(Records from a data source)
⟨
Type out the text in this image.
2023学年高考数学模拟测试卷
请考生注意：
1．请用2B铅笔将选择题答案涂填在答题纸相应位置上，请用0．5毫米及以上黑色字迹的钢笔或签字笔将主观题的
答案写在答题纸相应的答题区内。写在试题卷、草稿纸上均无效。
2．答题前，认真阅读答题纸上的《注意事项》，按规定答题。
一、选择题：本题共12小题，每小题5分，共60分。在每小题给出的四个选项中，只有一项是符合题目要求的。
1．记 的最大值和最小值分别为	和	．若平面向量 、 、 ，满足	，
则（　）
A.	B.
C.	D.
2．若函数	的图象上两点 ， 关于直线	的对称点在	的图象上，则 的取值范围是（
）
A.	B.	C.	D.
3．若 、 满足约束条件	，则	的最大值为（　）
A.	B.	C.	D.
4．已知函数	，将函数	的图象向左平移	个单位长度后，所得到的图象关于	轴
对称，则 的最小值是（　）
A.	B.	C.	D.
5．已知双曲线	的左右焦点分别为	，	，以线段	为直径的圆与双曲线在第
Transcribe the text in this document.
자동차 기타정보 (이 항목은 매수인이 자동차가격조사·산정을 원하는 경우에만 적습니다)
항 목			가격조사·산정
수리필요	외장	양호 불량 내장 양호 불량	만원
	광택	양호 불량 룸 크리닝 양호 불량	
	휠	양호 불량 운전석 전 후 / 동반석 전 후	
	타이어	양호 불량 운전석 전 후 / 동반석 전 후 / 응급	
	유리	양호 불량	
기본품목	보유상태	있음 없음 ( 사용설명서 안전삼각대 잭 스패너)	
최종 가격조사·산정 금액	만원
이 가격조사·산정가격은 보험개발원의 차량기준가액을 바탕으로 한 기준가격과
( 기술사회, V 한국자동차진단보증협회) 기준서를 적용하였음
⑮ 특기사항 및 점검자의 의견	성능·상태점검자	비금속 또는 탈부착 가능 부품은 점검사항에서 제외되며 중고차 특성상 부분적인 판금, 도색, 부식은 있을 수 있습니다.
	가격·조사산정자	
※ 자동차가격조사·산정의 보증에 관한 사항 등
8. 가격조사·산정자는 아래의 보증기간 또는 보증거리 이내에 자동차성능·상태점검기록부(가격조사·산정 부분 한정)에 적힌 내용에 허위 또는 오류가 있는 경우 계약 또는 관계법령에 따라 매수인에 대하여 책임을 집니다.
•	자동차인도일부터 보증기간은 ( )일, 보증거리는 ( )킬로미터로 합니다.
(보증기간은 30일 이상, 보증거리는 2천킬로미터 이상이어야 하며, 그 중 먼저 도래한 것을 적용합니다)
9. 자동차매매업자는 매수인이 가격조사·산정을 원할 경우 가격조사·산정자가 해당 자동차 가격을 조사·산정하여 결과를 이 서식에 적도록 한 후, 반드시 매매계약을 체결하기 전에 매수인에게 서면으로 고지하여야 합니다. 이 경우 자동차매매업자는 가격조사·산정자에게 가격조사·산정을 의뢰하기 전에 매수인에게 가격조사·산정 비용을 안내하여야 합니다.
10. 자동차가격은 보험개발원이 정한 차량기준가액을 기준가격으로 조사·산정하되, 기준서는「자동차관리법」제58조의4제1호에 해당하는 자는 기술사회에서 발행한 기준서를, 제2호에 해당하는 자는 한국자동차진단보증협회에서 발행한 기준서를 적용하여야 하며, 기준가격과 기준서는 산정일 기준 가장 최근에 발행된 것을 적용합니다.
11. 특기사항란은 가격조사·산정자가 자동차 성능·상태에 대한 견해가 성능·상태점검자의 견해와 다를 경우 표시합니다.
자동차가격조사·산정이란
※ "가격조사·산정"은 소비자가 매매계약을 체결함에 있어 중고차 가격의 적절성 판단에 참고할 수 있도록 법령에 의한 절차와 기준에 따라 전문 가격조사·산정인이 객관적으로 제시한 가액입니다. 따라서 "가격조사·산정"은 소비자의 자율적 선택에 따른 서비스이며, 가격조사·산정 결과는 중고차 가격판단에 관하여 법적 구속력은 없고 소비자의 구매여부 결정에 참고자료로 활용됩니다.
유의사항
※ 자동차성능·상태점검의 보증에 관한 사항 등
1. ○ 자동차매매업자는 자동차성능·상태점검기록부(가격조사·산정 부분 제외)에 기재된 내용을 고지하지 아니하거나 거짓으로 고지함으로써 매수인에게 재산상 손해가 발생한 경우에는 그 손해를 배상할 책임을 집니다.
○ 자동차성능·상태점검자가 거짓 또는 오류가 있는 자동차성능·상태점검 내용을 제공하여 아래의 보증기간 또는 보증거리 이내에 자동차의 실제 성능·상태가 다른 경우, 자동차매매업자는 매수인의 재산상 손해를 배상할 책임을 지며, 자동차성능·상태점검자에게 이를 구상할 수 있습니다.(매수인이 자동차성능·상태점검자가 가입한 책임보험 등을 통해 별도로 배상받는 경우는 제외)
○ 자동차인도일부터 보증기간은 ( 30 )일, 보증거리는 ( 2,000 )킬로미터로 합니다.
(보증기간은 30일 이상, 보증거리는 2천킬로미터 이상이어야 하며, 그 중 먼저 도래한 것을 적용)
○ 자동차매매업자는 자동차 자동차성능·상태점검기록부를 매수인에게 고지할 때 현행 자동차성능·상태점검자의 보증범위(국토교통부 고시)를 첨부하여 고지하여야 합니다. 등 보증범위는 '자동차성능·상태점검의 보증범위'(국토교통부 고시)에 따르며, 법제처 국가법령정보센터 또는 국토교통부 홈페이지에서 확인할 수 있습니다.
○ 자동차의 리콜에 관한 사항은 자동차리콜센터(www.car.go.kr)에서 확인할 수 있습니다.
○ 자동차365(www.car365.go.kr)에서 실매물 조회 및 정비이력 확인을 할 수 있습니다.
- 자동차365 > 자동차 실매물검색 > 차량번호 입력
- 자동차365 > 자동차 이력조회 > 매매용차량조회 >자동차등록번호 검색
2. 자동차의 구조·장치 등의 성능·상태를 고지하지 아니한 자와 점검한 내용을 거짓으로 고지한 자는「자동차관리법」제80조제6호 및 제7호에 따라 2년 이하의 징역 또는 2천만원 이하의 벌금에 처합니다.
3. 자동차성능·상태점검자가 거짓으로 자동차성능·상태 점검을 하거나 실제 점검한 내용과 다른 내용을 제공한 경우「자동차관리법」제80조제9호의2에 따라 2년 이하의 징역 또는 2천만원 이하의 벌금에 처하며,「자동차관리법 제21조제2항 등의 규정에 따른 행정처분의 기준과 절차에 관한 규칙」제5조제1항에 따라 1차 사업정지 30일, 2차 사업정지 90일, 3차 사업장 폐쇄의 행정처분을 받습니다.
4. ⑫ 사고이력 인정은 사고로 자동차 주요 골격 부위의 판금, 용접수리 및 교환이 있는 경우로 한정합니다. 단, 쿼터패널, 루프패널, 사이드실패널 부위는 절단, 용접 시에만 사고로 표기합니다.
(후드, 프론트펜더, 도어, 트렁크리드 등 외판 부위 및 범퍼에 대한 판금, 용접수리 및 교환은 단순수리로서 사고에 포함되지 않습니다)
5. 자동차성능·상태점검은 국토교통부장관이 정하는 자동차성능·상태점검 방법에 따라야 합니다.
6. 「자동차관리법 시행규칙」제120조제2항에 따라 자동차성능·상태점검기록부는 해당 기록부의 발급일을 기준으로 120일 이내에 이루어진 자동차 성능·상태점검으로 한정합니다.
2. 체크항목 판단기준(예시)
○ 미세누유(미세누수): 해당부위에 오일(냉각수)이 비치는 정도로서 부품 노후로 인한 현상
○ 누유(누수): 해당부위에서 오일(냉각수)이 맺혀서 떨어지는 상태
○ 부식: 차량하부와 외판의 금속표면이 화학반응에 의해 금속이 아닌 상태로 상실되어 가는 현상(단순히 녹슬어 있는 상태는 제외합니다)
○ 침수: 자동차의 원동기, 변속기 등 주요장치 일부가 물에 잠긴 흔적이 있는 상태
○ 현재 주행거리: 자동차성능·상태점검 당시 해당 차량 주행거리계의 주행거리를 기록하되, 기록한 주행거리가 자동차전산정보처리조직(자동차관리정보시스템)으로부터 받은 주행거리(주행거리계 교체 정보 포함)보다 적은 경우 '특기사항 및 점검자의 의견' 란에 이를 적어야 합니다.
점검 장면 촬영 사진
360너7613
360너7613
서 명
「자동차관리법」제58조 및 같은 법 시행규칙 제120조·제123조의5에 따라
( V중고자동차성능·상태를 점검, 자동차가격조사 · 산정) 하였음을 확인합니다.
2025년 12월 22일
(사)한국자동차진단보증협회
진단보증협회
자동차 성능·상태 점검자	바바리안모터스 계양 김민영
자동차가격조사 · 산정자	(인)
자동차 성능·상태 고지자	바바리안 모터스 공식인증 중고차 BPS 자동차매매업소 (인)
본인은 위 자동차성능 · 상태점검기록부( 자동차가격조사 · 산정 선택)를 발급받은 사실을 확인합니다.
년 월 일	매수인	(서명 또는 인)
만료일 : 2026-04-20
⟩
WORK TO BE COMPLETED ::
Tell how many lines of the data above hold the string "보증기간은". Give only the number.

FULL RESPONSE ::
4